◆ Your instructions: Using the listing below, select the lines with the word "recibo" and copy them.

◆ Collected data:
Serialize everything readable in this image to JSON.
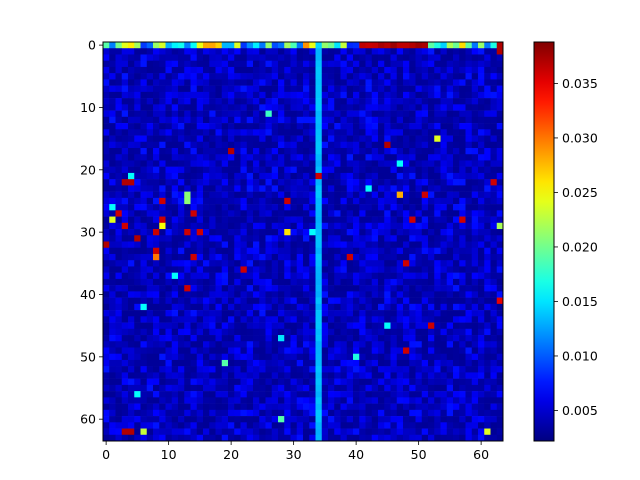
{
  "chart_data": {
    "type": "heatmap",
    "title": "",
    "xlabel": "",
    "ylabel": "",
    "size": [
      64,
      64
    ],
    "x_ticks": [
      0,
      10,
      20,
      30,
      40,
      50,
      60
    ],
    "y_ticks": [
      0,
      10,
      20,
      30,
      40,
      50,
      60
    ],
    "colormap": "jet",
    "colorbar": {
      "range": [
        0.0022,
        0.0388
      ],
      "ticks": [
        "0.005",
        "0.010",
        "0.015",
        "0.020",
        "0.025",
        "0.030",
        "0.035"
      ],
      "tick_values": [
        0.005,
        0.01,
        0.015,
        0.02,
        0.025,
        0.03,
        0.035
      ]
    },
    "background_range": [
      0.003,
      0.0075
    ],
    "column_34_value": 0.0135,
    "top_row_value_range": [
      0.008,
      0.03
    ],
    "hot_cells": [
      {
        "x": 63,
        "y": 1,
        "value": 0.037
      },
      {
        "x": 45,
        "y": 16,
        "value": 0.037
      },
      {
        "x": 20,
        "y": 17,
        "value": 0.037
      },
      {
        "x": 34,
        "y": 21,
        "value": 0.036
      },
      {
        "x": 3,
        "y": 22,
        "value": 0.037
      },
      {
        "x": 4,
        "y": 22,
        "value": 0.037
      },
      {
        "x": 62,
        "y": 22,
        "value": 0.036
      },
      {
        "x": 47,
        "y": 24,
        "value": 0.028
      },
      {
        "x": 51,
        "y": 24,
        "value": 0.036
      },
      {
        "x": 29,
        "y": 25,
        "value": 0.036
      },
      {
        "x": 9,
        "y": 25,
        "value": 0.036
      },
      {
        "x": 2,
        "y": 27,
        "value": 0.036
      },
      {
        "x": 14,
        "y": 27,
        "value": 0.036
      },
      {
        "x": 9,
        "y": 28,
        "value": 0.036
      },
      {
        "x": 49,
        "y": 28,
        "value": 0.036
      },
      {
        "x": 57,
        "y": 28,
        "value": 0.036
      },
      {
        "x": 3,
        "y": 29,
        "value": 0.036
      },
      {
        "x": 8,
        "y": 30,
        "value": 0.036
      },
      {
        "x": 13,
        "y": 30,
        "value": 0.036
      },
      {
        "x": 15,
        "y": 30,
        "value": 0.036
      },
      {
        "x": 5,
        "y": 31,
        "value": 0.037
      },
      {
        "x": 0,
        "y": 32,
        "value": 0.037
      },
      {
        "x": 8,
        "y": 33,
        "value": 0.036
      },
      {
        "x": 8,
        "y": 34,
        "value": 0.03
      },
      {
        "x": 14,
        "y": 34,
        "value": 0.036
      },
      {
        "x": 39,
        "y": 34,
        "value": 0.036
      },
      {
        "x": 48,
        "y": 35,
        "value": 0.036
      },
      {
        "x": 22,
        "y": 36,
        "value": 0.036
      },
      {
        "x": 13,
        "y": 39,
        "value": 0.036
      },
      {
        "x": 63,
        "y": 41,
        "value": 0.035
      },
      {
        "x": 52,
        "y": 45,
        "value": 0.036
      },
      {
        "x": 48,
        "y": 49,
        "value": 0.036
      },
      {
        "x": 4,
        "y": 62,
        "value": 0.037
      },
      {
        "x": 3,
        "y": 62,
        "value": 0.037
      }
    ],
    "light_cells": [
      {
        "x": 26,
        "y": 11,
        "value": 0.018
      },
      {
        "x": 53,
        "y": 15,
        "value": 0.024
      },
      {
        "x": 47,
        "y": 19,
        "value": 0.016
      },
      {
        "x": 4,
        "y": 21,
        "value": 0.016
      },
      {
        "x": 42,
        "y": 23,
        "value": 0.016
      },
      {
        "x": 13,
        "y": 24,
        "value": 0.021
      },
      {
        "x": 13,
        "y": 25,
        "value": 0.021
      },
      {
        "x": 1,
        "y": 26,
        "value": 0.016
      },
      {
        "x": 1,
        "y": 28,
        "value": 0.024
      },
      {
        "x": 63,
        "y": 29,
        "value": 0.022
      },
      {
        "x": 9,
        "y": 29,
        "value": 0.025
      },
      {
        "x": 29,
        "y": 30,
        "value": 0.026
      },
      {
        "x": 33,
        "y": 30,
        "value": 0.016
      },
      {
        "x": 11,
        "y": 37,
        "value": 0.016
      },
      {
        "x": 6,
        "y": 42,
        "value": 0.016
      },
      {
        "x": 45,
        "y": 45,
        "value": 0.016
      },
      {
        "x": 28,
        "y": 47,
        "value": 0.015
      },
      {
        "x": 40,
        "y": 50,
        "value": 0.017
      },
      {
        "x": 19,
        "y": 51,
        "value": 0.019
      },
      {
        "x": 5,
        "y": 56,
        "value": 0.016
      },
      {
        "x": 28,
        "y": 60,
        "value": 0.019
      },
      {
        "x": 6,
        "y": 62,
        "value": 0.023
      },
      {
        "x": 61,
        "y": 62,
        "value": 0.024
      }
    ]
  }
}
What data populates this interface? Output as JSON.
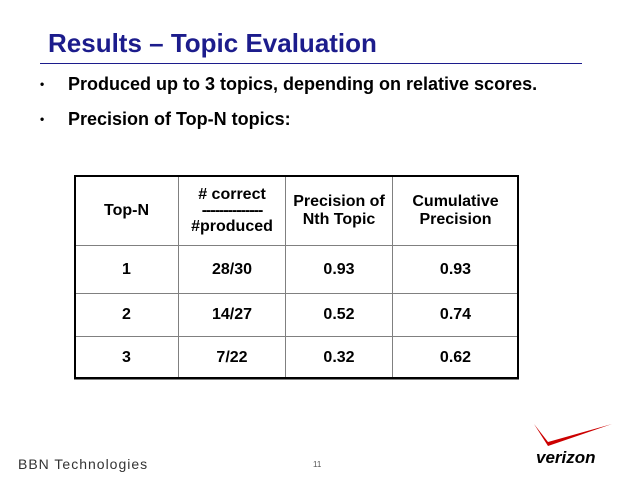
{
  "title": "Results – Topic Evaluation",
  "bullets": [
    {
      "text": "Produced up to 3 topics, depending on relative scores."
    },
    {
      "text": "Precision of Top-N topics:"
    }
  ],
  "bullet_glyph": "•",
  "table": {
    "headers": {
      "topn": "Top-N",
      "correct_top": "# correct",
      "correct_dash": "--------------",
      "correct_bottom": "#produced",
      "precision_nth": "Precision of Nth Topic",
      "cumulative": "Cumulative Precision"
    },
    "rows": [
      {
        "topn": "1",
        "correct": "28/30",
        "precision": "0.93",
        "cumulative": "0.93"
      },
      {
        "topn": "2",
        "correct": "14/27",
        "precision": "0.52",
        "cumulative": "0.74"
      },
      {
        "topn": "3",
        "correct": "7/22",
        "precision": "0.32",
        "cumulative": "0.62"
      }
    ]
  },
  "footer": {
    "company": "BBN Technologies",
    "page_number": "11",
    "logo_text": "verizon"
  },
  "colors": {
    "title": "#1c1c8c",
    "logo_check": "#cc0000"
  }
}
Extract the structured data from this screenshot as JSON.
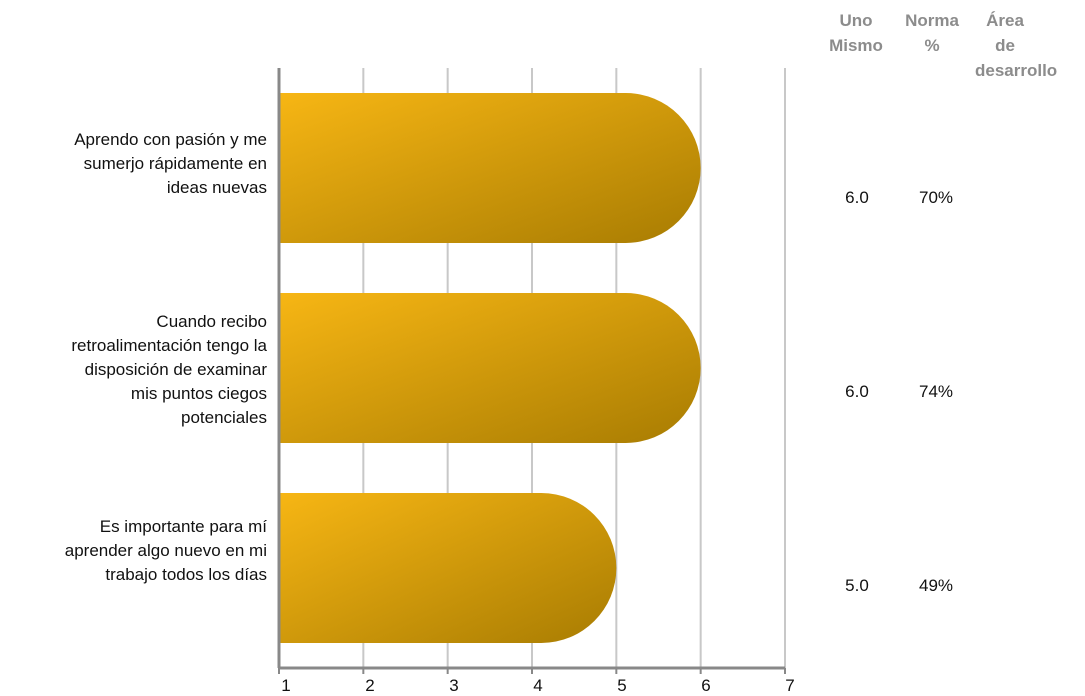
{
  "chart_data": {
    "type": "bar",
    "orientation": "horizontal",
    "categories": [
      "Aprendo con pasión y me sumerjo rápidamente en ideas nuevas",
      "Cuando recibo retroalimentación tengo la disposición de examinar mis puntos ciegos potenciales",
      "Es importante para mí aprender algo nuevo en mi trabajo todos los días"
    ],
    "category_lines": [
      [
        "Aprendo con pasión y me",
        "sumerjo rápidamente en",
        "ideas nuevas"
      ],
      [
        "Cuando recibo",
        "retroalimentación tengo la",
        "disposición de examinar",
        "mis puntos ciegos",
        "potenciales"
      ],
      [
        "Es importante para mí",
        "aprender algo nuevo en mi",
        "trabajo todos los días"
      ]
    ],
    "values": [
      6.0,
      6.0,
      5.0
    ],
    "xlim": [
      1,
      7
    ],
    "xticks": [
      "1",
      "2",
      "3",
      "4",
      "5",
      "6",
      "7"
    ],
    "grid": true,
    "bar_color_start": "#f7b614",
    "bar_color_end": "#a87c02",
    "columns": {
      "uno_mismo": [
        "6.0",
        "6.0",
        "5.0"
      ],
      "norma": [
        "70%",
        "74%",
        "49%"
      ]
    }
  },
  "table_headers": {
    "uno_mismo": [
      "Uno",
      "Mismo"
    ],
    "norma": [
      "Norma",
      "%"
    ],
    "area": [
      "Área",
      "de",
      "desarrollo"
    ]
  }
}
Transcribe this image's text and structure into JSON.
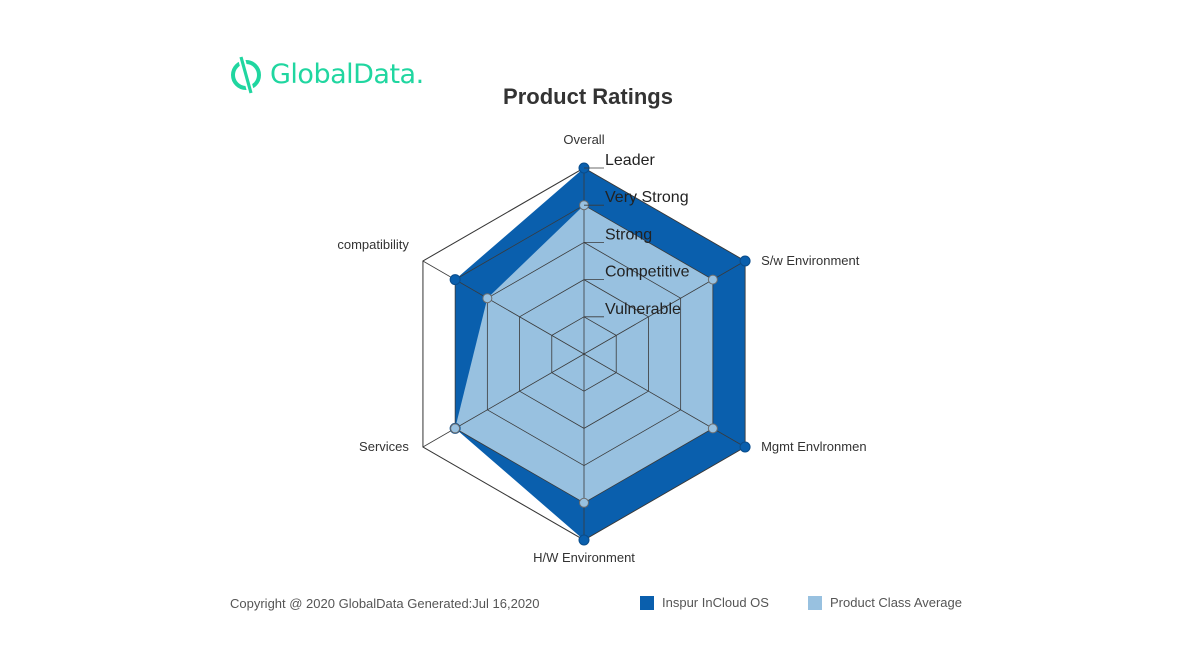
{
  "brand": {
    "logo_text": "GlobalData.",
    "accent_color": "#20d6a0"
  },
  "footer": {
    "copyright": "Copyright @ 2020 GlobalData Generated:Jul 16,2020"
  },
  "chart_data": {
    "type": "radar",
    "title": "Product Ratings",
    "axes": [
      "Overall",
      "S/w Environment",
      "Mgmt Envlronmen",
      "H/W Environment",
      "Services",
      "compatibility"
    ],
    "levels": [
      "Vulnerable",
      "Competitive",
      "Strong",
      "Very Strong",
      "Leader"
    ],
    "max": 5,
    "series": [
      {
        "name": "Inspur InCloud OS",
        "values": [
          5,
          5,
          5,
          5,
          4,
          4
        ],
        "color": "#0a5fad"
      },
      {
        "name": "Product Class Average",
        "values": [
          4,
          4,
          4,
          4,
          4,
          3
        ],
        "color": "#98c1e0"
      }
    ],
    "grid": true,
    "legend_position": "bottom-right"
  }
}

◆ Correct output:
      "Cuando recibo retroalimentación tengo la disposición de examinar mis puntos ciegos potenciales",
        "Cuando recibo",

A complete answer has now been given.